* [Stored entries]:

○ ○ ○ ○ ○

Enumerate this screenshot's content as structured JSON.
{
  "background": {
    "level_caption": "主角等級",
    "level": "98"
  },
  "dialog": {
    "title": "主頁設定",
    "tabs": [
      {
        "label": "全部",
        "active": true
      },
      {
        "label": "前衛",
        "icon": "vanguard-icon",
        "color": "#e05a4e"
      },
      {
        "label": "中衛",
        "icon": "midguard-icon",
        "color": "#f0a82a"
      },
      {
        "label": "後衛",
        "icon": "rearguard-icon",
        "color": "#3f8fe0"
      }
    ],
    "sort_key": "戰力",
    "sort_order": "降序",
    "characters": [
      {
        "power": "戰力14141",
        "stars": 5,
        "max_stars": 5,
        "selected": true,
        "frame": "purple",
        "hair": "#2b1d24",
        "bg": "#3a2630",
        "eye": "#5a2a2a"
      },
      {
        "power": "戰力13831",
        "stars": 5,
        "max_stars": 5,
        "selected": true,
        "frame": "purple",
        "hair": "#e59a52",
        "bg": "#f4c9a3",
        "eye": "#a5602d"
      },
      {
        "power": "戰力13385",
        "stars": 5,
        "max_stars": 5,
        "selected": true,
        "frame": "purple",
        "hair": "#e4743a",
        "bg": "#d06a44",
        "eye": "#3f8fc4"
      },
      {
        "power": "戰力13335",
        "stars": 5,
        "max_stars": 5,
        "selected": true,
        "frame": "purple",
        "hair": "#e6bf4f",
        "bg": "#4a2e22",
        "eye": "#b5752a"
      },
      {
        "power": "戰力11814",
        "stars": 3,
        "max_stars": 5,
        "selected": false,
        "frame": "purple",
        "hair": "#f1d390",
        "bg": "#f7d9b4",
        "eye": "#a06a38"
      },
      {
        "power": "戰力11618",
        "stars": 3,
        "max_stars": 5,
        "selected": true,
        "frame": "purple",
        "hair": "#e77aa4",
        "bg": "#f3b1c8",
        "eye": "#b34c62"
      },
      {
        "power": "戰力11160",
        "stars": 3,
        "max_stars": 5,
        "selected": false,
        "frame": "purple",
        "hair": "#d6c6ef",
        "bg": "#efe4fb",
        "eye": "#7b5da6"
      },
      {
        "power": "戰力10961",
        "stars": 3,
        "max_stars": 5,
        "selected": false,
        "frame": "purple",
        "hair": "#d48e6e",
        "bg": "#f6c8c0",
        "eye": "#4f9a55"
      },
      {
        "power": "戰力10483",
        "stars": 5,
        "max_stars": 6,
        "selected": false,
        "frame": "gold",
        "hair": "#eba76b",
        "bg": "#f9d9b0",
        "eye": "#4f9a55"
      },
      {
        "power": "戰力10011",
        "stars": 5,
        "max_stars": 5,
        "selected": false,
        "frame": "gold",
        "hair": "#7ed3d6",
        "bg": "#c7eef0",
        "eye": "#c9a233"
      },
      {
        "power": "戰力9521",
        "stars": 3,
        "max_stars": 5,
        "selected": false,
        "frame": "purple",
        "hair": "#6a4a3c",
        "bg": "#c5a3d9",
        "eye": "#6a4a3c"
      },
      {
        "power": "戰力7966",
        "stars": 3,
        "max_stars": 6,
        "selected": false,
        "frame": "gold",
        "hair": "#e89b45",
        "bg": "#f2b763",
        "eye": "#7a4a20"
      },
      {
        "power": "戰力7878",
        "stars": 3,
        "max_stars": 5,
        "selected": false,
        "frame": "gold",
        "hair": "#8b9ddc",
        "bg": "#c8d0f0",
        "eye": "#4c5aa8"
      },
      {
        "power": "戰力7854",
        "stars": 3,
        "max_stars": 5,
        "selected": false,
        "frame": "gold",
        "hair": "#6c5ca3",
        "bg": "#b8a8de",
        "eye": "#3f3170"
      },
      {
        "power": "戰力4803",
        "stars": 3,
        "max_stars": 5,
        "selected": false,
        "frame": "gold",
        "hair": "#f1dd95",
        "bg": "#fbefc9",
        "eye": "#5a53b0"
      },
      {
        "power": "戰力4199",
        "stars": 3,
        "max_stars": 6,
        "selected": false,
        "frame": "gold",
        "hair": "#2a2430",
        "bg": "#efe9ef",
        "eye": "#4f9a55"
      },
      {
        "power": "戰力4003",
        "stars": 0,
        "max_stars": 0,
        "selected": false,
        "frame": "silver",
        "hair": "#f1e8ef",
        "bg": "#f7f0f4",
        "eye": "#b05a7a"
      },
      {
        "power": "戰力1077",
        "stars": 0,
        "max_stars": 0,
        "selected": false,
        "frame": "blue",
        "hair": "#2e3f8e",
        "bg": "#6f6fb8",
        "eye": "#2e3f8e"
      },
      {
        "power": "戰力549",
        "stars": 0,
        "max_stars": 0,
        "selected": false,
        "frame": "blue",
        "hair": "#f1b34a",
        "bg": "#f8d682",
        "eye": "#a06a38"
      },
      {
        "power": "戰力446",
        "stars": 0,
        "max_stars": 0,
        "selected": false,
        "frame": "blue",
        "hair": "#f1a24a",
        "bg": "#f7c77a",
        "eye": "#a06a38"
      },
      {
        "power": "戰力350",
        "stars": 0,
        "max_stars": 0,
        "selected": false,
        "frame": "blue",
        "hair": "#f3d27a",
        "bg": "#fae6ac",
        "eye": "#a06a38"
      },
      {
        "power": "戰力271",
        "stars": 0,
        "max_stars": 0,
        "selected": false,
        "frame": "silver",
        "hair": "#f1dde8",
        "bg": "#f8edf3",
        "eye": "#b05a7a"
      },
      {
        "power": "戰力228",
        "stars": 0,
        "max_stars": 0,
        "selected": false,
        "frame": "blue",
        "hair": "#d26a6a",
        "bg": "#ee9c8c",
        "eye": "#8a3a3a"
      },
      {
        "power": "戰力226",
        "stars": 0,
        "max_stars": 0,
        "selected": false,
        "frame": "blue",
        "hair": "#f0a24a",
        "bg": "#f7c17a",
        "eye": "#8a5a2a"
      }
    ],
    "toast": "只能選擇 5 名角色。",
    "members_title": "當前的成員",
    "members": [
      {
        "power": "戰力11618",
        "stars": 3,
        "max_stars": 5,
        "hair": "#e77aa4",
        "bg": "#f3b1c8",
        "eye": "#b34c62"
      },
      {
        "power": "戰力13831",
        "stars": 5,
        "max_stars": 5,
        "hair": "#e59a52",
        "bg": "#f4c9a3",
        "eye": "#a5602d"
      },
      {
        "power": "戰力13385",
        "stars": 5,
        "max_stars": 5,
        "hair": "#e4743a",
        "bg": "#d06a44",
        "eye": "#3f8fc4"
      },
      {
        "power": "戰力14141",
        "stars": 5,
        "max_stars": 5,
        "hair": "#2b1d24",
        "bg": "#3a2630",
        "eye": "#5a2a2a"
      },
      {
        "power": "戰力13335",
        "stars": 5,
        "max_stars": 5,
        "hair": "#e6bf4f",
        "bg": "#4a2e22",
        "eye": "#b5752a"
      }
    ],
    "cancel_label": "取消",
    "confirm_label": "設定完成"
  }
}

○ ○ ○ ○ ○

* [What is being asked]: Restate every entry word for word.

* [Correct response]:
Enumerate this screenshot's content as structured JSON.
{
  "background": {
    "level_caption": "主角等級",
    "level": "98"
  },
  "dialog": {
    "title": "主頁設定",
    "tabs": [
      {
        "label": "全部",
        "active": true
      },
      {
        "label": "前衛",
        "icon": "vanguard-icon",
        "color": "#e05a4e"
      },
      {
        "label": "中衛",
        "icon": "midguard-icon",
        "color": "#f0a82a"
      },
      {
        "label": "後衛",
        "icon": "rearguard-icon",
        "color": "#3f8fe0"
      }
    ],
    "sort_key": "戰力",
    "sort_order": "降序",
    "characters": [
      {
        "power": "戰力14141",
        "stars": 5,
        "max_stars": 5,
        "selected": true,
        "frame": "purple",
        "hair": "#2b1d24",
        "bg": "#3a2630",
        "eye": "#5a2a2a"
      },
      {
        "power": "戰力13831",
        "stars": 5,
        "max_stars": 5,
        "selected": true,
        "frame": "purple",
        "hair": "#e59a52",
        "bg": "#f4c9a3",
        "eye": "#a5602d"
      },
      {
        "power": "戰力13385",
        "stars": 5,
        "max_stars": 5,
        "selected": true,
        "frame": "purple",
        "hair": "#e4743a",
        "bg": "#d06a44",
        "eye": "#3f8fc4"
      },
      {
        "power": "戰力13335",
        "stars": 5,
        "max_stars": 5,
        "selected": true,
        "frame": "purple",
        "hair": "#e6bf4f",
        "bg": "#4a2e22",
        "eye": "#b5752a"
      },
      {
        "power": "戰力11814",
        "stars": 3,
        "max_stars": 5,
        "selected": false,
        "frame": "purple",
        "hair": "#f1d390",
        "bg": "#f7d9b4",
        "eye": "#a06a38"
      },
      {
        "power": "戰力11618",
        "stars": 3,
        "max_stars": 5,
        "selected": true,
        "frame": "purple",
        "hair": "#e77aa4",
        "bg": "#f3b1c8",
        "eye": "#b34c62"
      },
      {
        "power": "戰力11160",
        "stars": 3,
        "max_stars": 5,
        "selected": false,
        "frame": "purple",
        "hair": "#d6c6ef",
        "bg": "#efe4fb",
        "eye": "#7b5da6"
      },
      {
        "power": "戰力10961",
        "stars": 3,
        "max_stars": 5,
        "selected": false,
        "frame": "purple",
        "hair": "#d48e6e",
        "bg": "#f6c8c0",
        "eye": "#4f9a55"
      },
      {
        "power": "戰力10483",
        "stars": 5,
        "max_stars": 6,
        "selected": false,
        "frame": "gold",
        "hair": "#eba76b",
        "bg": "#f9d9b0",
        "eye": "#4f9a55"
      },
      {
        "power": "戰力10011",
        "stars": 5,
        "max_stars": 5,
        "selected": false,
        "frame": "gold",
        "hair": "#7ed3d6",
        "bg": "#c7eef0",
        "eye": "#c9a233"
      },
      {
        "power": "戰力9521",
        "stars": 3,
        "max_stars": 5,
        "selected": false,
        "frame": "purple",
        "hair": "#6a4a3c",
        "bg": "#c5a3d9",
        "eye": "#6a4a3c"
      },
      {
        "power": "戰力7966",
        "stars": 3,
        "max_stars": 6,
        "selected": false,
        "frame": "gold",
        "hair": "#e89b45",
        "bg": "#f2b763",
        "eye": "#7a4a20"
      },
      {
        "power": "戰力7878",
        "stars": 3,
        "max_stars": 5,
        "selected": false,
        "frame": "gold",
        "hair": "#8b9ddc",
        "bg": "#c8d0f0",
        "eye": "#4c5aa8"
      },
      {
        "power": "戰力7854",
        "stars": 3,
        "max_stars": 5,
        "selected": false,
        "frame": "gold",
        "hair": "#6c5ca3",
        "bg": "#b8a8de",
        "eye": "#3f3170"
      },
      {
        "power": "戰力4803",
        "stars": 3,
        "max_stars": 5,
        "selected": false,
        "frame": "gold",
        "hair": "#f1dd95",
        "bg": "#fbefc9",
        "eye": "#5a53b0"
      },
      {
        "power": "戰力4199",
        "stars": 3,
        "max_stars": 6,
        "selected": false,
        "frame": "gold",
        "hair": "#2a2430",
        "bg": "#efe9ef",
        "eye": "#4f9a55"
      },
      {
        "power": "戰力4003",
        "stars": 0,
        "max_stars": 0,
        "selected": false,
        "frame": "silver",
        "hair": "#f1e8ef",
        "bg": "#f7f0f4",
        "eye": "#b05a7a"
      },
      {
        "power": "戰力1077",
        "stars": 0,
        "max_stars": 0,
        "selected": false,
        "frame": "blue",
        "hair": "#2e3f8e",
        "bg": "#6f6fb8",
        "eye": "#2e3f8e"
      },
      {
        "power": "戰力549",
        "stars": 0,
        "max_stars": 0,
        "selected": false,
        "frame": "blue",
        "hair": "#f1b34a",
        "bg": "#f8d682",
        "eye": "#a06a38"
      },
      {
        "power": "戰力446",
        "stars": 0,
        "max_stars": 0,
        "selected": false,
        "frame": "blue",
        "hair": "#f1a24a",
        "bg": "#f7c77a",
        "eye": "#a06a38"
      },
      {
        "power": "戰力350",
        "stars": 0,
        "max_stars": 0,
        "selected": false,
        "frame": "blue",
        "hair": "#f3d27a",
        "bg": "#fae6ac",
        "eye": "#a06a38"
      },
      {
        "power": "戰力271",
        "stars": 0,
        "max_stars": 0,
        "selected": false,
        "frame": "silver",
        "hair": "#f1dde8",
        "bg": "#f8edf3",
        "eye": "#b05a7a"
      },
      {
        "power": "戰力228",
        "stars": 0,
        "max_stars": 0,
        "selected": false,
        "frame": "blue",
        "hair": "#d26a6a",
        "bg": "#ee9c8c",
        "eye": "#8a3a3a"
      },
      {
        "power": "戰力226",
        "stars": 0,
        "max_stars": 0,
        "selected": false,
        "frame": "blue",
        "hair": "#f0a24a",
        "bg": "#f7c17a",
        "eye": "#8a5a2a"
      }
    ],
    "toast": "只能選擇 5 名角色。",
    "members_title": "當前的成員",
    "members": [
      {
        "power": "戰力11618",
        "stars": 3,
        "max_stars": 5,
        "hair": "#e77aa4",
        "bg": "#f3b1c8",
        "eye": "#b34c62"
      },
      {
        "power": "戰力13831",
        "stars": 5,
        "max_stars": 5,
        "hair": "#e59a52",
        "bg": "#f4c9a3",
        "eye": "#a5602d"
      },
      {
        "power": "戰力13385",
        "stars": 5,
        "max_stars": 5,
        "hair": "#e4743a",
        "bg": "#d06a44",
        "eye": "#3f8fc4"
      },
      {
        "power": "戰力14141",
        "stars": 5,
        "max_stars": 5,
        "hair": "#2b1d24",
        "bg": "#3a2630",
        "eye": "#5a2a2a"
      },
      {
        "power": "戰力13335",
        "stars": 5,
        "max_stars": 5,
        "hair": "#e6bf4f",
        "bg": "#4a2e22",
        "eye": "#b5752a"
      }
    ],
    "cancel_label": "取消",
    "confirm_label": "設定完成"
  }
}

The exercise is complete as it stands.